## [任务 A]
把下面讲睡眠时长的文字里从“长久以来,每晚睡眠八小时一直”到“眠时长为6.4至7.7小时。”的那一段照抄出来，开头和结尾的字都要包括在内。
## [任务 B]
根据下面讲睡眠时长的文字回答，每题一行，用同样的编号：
(i) 2015年《睡眠健康》那份报告建议65岁以上的人每晚睡多久？
(ii) 《自然》杂志那项研究得出的女性最佳睡眠时长是多少？
(iii) 美国睡眠医学学会2025年的调查中，有多少受访者曾因担心睡眠问题而失眠？

## [文档节选]
◆ ◆ ◆ ◆ ◆

长久以来,每晚睡眠八小时一直被奉为最佳的养生信条。然而,科学研究表明,睡眠不足会导致认知能力下降、压力增加,长期缺乏睡眠更与认知衰退、精神疾病乃至早逝挂钩;而睡眠过多同样对健康不利。科学证据指向一个U型关系,即睡眠不足与睡眠过度都比适中的睡眠时长更为有害。2015年发表于《睡眠健康》的一项评估了575项研究的报告建议,18至64岁人群每晚应睡7至9小时,而65岁以上人群应睡7至8小时;另一项发表于《睡眠》的研究分析了311项研究,认为7小时是最佳目标。
今年5月13日发表在《自然》杂志上的一项最新研究,由哥伦比亚大学计算神经科学家温俊浩(Junhao Wen)领导,通过研究睡眠时长对人体特定器官“生物钟”的影响,进一步精确了睡眠范围。研究团队追踪了来自英国生物样本库等大型数据库中50万名成年人的睡眠时长与23种不同生物钟之间的关系。结果表明,大脑、肺、肝和皮肤等9个身体系统均呈现出U型规律。据此,女性的最佳睡眠时长为6.5至7.8小时,男性的最佳睡眠时长为6.4至7.7小时。
然而,人们不应过分拘泥于这些数字,因为将群体研究结果应用到个人身上十分复杂,而且因果关系难以厘清。睡眠质量、规律性和连续性同样重要,过度焦虑甚至会适得其反:美国睡眠医学学会2025年的一项调查显示,有76%的受访者曾因担心睡眠问题而失眠。专家建议,应多听从身体的声音,保证醒来时感觉精力充沛即可,通常将每晚睡眠目标设定在六至八小时之间,但无需为精确的数值而辗转反侧。

◆ ◆ ◆ ◆ ◆

## [所给材料]

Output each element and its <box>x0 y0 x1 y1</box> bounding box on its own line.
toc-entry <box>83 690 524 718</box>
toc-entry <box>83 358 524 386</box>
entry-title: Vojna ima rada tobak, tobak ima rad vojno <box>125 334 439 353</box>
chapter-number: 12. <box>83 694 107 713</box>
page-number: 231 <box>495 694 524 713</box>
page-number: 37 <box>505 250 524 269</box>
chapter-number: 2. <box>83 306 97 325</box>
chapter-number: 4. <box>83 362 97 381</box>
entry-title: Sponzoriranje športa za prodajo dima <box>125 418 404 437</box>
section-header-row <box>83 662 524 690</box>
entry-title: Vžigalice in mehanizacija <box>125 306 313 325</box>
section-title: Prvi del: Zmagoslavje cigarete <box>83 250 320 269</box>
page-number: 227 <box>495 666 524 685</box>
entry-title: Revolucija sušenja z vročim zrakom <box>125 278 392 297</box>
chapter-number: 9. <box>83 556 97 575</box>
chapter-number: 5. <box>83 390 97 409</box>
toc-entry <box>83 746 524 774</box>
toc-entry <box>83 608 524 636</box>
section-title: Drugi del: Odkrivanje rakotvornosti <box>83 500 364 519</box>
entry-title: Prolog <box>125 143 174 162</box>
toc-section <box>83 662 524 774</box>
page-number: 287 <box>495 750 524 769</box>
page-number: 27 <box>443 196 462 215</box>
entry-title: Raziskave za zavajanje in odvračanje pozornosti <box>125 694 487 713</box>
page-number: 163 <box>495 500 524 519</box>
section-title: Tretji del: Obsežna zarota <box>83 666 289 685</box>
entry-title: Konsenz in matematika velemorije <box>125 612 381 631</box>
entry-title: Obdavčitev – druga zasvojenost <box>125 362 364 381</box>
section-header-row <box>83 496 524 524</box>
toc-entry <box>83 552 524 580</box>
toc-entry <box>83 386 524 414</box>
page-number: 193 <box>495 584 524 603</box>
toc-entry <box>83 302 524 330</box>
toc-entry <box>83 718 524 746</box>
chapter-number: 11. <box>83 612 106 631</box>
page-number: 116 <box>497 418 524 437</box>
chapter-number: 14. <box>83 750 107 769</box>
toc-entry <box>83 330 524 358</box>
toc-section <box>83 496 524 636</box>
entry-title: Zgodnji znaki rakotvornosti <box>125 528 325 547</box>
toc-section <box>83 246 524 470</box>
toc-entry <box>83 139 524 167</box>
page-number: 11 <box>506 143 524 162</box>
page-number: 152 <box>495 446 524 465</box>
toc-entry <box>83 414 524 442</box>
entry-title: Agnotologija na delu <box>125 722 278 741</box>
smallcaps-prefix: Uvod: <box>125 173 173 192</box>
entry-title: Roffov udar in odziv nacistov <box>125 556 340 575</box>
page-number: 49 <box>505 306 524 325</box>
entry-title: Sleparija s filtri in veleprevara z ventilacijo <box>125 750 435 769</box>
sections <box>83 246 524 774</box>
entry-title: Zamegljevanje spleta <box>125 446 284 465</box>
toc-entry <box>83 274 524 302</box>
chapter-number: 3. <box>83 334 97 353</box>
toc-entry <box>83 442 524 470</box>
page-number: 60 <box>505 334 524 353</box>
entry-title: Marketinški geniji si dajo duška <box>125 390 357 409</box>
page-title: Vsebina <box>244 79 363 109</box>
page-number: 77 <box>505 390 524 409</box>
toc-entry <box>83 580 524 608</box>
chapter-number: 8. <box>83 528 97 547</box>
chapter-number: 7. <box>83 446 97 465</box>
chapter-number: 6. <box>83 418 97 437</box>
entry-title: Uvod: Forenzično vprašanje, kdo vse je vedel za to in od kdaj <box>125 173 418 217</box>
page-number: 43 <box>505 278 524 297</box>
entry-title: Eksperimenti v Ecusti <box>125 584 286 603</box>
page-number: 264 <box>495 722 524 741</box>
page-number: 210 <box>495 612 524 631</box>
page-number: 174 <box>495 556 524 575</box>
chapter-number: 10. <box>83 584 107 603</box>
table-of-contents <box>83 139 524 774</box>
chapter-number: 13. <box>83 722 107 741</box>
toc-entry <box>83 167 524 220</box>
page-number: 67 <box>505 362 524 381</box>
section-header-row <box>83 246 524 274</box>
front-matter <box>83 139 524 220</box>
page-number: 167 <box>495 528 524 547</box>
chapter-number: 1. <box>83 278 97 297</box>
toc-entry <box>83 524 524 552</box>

◆ ◆ ◆ ◆ ◆

## [回答 A]
长久以来,每晚睡眠八小时一直被奉为最佳的养生信条。然而,科学研究表明,睡眠不足会导致认知能力下降、压力增加,长期缺乏睡眠更与认知衰退、精神疾病乃至早逝挂钩;而睡眠过多同样对健康不利。科学证据指向一个U型关系,即睡眠不足与睡眠过度都比适中的睡眠时长更为有害。2015年发表于《睡眠健康》的一项评估了575项研究的报告建议,18至64岁人群每晚应睡7至9小时,而65岁以上人群应睡7至8小时;另一项发表于《睡眠》的研究分析了311项研究,认为7小时是最佳目标。
今年5月13日发表在《自然》杂志上的一项最新研究,由哥伦比亚大学计算神经科学家温俊浩(Junhao Wen)领导,通过研究睡眠时长对人体特定器官“生物钟”的影响,进一步精确了睡眠范围。研究团队追踪了来自英国生物样本库等大型数据库中50万名成年人的睡眠时长与23种不同生物钟之间的关系。结果表明,大脑、肺、肝和皮肤等9个身体系统均呈现出U型规律。据此,女性的最佳睡眠时长为6.5至7.8小时,男性的最佳睡眠时长为6.4至7.7小时。

## [回答 B]
(i) 7至8小时
(ii) 6.5至7.8小时
(iii) 76%